Swap "item-win-rate" for "item-top-rate" in the listing below, from its first line up to and including the line with "channel-brand-name: 金铲铲Suyu <box>74". Give those lines again with no other changes.

# Provided entries:
.....

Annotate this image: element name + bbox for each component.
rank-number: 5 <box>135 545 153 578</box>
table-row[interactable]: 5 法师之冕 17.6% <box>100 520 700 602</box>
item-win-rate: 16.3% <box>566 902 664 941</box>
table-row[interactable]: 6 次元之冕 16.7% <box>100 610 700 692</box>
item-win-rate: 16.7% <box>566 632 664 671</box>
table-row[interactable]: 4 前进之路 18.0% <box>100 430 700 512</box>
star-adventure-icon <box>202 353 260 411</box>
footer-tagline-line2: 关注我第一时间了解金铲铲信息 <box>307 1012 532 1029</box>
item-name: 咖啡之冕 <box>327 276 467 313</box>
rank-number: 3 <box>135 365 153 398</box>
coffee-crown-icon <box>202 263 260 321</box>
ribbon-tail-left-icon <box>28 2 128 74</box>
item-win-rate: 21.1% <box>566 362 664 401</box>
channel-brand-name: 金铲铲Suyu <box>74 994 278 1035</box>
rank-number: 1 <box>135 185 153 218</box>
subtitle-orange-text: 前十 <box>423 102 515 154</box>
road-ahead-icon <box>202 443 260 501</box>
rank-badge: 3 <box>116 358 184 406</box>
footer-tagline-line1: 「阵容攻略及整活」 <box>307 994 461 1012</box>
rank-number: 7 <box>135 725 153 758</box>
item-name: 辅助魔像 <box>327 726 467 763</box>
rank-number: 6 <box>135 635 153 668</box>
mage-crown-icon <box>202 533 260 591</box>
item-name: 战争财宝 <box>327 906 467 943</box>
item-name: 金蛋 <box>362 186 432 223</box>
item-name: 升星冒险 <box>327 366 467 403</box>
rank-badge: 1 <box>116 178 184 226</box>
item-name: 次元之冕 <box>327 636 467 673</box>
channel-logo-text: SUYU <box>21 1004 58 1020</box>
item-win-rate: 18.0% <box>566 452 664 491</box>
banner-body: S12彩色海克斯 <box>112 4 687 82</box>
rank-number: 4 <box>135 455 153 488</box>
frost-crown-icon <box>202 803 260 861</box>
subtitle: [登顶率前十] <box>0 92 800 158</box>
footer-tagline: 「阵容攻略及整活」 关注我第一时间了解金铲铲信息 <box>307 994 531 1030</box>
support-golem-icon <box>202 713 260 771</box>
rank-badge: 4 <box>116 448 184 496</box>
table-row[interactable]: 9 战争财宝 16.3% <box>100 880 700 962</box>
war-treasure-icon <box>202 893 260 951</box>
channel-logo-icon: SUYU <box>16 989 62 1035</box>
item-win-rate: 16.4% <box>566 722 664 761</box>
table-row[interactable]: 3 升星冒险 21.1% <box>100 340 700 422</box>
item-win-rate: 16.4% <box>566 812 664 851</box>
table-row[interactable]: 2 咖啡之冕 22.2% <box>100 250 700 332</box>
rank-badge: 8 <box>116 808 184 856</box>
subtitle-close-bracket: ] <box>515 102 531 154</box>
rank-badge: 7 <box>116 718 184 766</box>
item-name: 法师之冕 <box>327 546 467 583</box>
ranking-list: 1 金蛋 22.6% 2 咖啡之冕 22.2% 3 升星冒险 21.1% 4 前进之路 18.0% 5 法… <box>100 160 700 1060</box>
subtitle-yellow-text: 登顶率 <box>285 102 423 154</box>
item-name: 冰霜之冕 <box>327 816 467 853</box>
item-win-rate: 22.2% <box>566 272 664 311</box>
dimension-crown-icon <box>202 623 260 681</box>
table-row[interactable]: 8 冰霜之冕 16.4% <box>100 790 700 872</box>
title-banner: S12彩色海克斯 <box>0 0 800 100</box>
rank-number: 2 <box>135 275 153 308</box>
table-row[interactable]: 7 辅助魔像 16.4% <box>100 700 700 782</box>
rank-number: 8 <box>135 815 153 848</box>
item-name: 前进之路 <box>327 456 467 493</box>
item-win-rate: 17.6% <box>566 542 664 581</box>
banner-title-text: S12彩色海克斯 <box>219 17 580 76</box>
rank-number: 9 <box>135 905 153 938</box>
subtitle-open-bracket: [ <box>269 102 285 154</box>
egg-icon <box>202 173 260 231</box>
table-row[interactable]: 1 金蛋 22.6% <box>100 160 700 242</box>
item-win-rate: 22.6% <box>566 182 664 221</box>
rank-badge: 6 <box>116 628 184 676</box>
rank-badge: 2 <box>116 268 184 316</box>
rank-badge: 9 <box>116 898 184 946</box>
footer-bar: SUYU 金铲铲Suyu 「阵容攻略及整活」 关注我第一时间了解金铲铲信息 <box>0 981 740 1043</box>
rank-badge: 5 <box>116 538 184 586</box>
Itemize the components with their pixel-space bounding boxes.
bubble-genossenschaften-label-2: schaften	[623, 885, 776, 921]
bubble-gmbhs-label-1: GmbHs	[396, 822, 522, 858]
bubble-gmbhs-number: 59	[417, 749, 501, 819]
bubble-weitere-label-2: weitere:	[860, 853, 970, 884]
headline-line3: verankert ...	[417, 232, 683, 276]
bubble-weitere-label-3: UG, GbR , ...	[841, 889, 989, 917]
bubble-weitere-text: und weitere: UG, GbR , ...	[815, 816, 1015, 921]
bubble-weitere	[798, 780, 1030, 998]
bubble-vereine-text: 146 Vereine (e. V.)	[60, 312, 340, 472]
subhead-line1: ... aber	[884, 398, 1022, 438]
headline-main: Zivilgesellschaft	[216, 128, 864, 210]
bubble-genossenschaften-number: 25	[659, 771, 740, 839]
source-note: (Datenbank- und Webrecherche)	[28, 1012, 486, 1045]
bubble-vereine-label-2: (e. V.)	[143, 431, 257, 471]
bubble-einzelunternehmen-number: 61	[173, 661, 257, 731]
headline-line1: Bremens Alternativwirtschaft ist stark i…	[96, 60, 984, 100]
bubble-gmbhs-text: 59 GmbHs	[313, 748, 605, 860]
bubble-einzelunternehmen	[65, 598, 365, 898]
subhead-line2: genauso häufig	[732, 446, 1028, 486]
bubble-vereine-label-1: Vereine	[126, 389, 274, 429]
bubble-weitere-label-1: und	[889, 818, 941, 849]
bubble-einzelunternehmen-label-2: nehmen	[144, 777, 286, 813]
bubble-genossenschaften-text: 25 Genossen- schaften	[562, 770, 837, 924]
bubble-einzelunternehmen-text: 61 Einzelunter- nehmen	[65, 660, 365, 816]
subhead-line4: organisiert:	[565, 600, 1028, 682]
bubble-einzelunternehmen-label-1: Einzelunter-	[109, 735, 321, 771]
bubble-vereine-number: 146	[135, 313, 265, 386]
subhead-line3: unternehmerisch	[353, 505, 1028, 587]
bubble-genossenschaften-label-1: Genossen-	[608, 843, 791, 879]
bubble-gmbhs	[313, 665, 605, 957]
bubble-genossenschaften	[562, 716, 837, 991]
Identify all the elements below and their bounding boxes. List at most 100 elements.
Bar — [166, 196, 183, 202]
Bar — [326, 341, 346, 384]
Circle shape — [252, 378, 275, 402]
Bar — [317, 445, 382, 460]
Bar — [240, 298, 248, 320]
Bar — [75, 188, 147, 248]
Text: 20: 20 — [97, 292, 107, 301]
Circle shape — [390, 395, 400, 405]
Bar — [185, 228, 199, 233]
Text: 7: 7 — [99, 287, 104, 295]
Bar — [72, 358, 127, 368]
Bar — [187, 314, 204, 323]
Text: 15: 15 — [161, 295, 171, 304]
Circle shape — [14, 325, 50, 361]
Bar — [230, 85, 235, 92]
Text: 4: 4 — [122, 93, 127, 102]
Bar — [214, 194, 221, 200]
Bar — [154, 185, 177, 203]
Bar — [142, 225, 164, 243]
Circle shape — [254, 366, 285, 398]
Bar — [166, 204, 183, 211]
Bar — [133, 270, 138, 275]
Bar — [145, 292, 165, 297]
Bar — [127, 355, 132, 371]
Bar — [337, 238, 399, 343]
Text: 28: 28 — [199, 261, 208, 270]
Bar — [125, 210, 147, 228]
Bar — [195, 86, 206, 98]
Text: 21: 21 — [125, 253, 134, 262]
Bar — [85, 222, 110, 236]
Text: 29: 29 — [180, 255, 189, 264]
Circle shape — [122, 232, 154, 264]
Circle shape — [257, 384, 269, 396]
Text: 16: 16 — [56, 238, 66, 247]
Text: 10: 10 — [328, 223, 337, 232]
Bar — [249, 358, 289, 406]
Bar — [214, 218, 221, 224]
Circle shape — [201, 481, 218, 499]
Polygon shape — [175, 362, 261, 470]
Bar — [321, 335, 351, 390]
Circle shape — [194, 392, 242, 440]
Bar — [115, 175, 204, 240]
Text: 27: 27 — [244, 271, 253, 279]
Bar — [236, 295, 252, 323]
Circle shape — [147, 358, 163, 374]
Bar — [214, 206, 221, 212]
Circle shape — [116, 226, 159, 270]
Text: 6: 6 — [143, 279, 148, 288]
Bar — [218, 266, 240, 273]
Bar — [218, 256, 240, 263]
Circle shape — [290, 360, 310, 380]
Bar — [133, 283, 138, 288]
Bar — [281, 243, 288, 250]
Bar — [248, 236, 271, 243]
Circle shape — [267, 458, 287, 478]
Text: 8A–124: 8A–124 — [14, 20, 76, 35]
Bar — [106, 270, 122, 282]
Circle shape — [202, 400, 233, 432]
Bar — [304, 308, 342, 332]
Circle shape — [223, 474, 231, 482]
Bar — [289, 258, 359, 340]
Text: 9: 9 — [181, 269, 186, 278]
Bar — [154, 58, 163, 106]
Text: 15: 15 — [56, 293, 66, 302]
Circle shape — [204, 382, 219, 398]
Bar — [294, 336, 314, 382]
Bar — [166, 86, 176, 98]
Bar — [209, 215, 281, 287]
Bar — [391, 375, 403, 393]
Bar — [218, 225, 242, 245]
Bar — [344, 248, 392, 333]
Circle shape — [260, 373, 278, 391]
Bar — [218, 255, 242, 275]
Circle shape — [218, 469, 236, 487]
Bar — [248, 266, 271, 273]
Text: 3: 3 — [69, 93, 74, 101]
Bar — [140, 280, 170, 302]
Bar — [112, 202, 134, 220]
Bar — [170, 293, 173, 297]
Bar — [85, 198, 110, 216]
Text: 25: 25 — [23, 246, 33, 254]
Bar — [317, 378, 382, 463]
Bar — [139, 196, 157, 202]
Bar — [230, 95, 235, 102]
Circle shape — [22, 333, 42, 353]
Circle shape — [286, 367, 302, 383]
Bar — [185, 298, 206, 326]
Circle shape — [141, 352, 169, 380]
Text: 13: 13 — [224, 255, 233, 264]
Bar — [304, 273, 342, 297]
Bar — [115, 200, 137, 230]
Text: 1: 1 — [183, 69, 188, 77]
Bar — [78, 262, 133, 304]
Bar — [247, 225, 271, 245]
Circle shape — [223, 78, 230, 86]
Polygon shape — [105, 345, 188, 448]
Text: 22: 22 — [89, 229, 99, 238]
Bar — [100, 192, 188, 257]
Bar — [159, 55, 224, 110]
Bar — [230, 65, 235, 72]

.....

# Response to this task:
Annotate this image: element name + bbox for each component.
rank-number: 5 <box>135 545 153 578</box>
table-row[interactable]: 5 法师之冕 17.6% <box>100 520 700 602</box>
item-top-rate: 16.3% <box>566 902 664 941</box>
table-row[interactable]: 6 次元之冕 16.7% <box>100 610 700 692</box>
item-top-rate: 16.7% <box>566 632 664 671</box>
table-row[interactable]: 4 前进之路 18.0% <box>100 430 700 512</box>
star-adventure-icon <box>202 353 260 411</box>
footer-tagline-line2: 关注我第一时间了解金铲铲信息 <box>307 1012 532 1029</box>
item-name: 咖啡之冕 <box>327 276 467 313</box>
rank-number: 3 <box>135 365 153 398</box>
coffee-crown-icon <box>202 263 260 321</box>
ribbon-tail-left-icon <box>28 2 128 74</box>
item-top-rate: 21.1% <box>566 362 664 401</box>
channel-brand-name: 金铲铲Suyu <box>74 994 278 1035</box>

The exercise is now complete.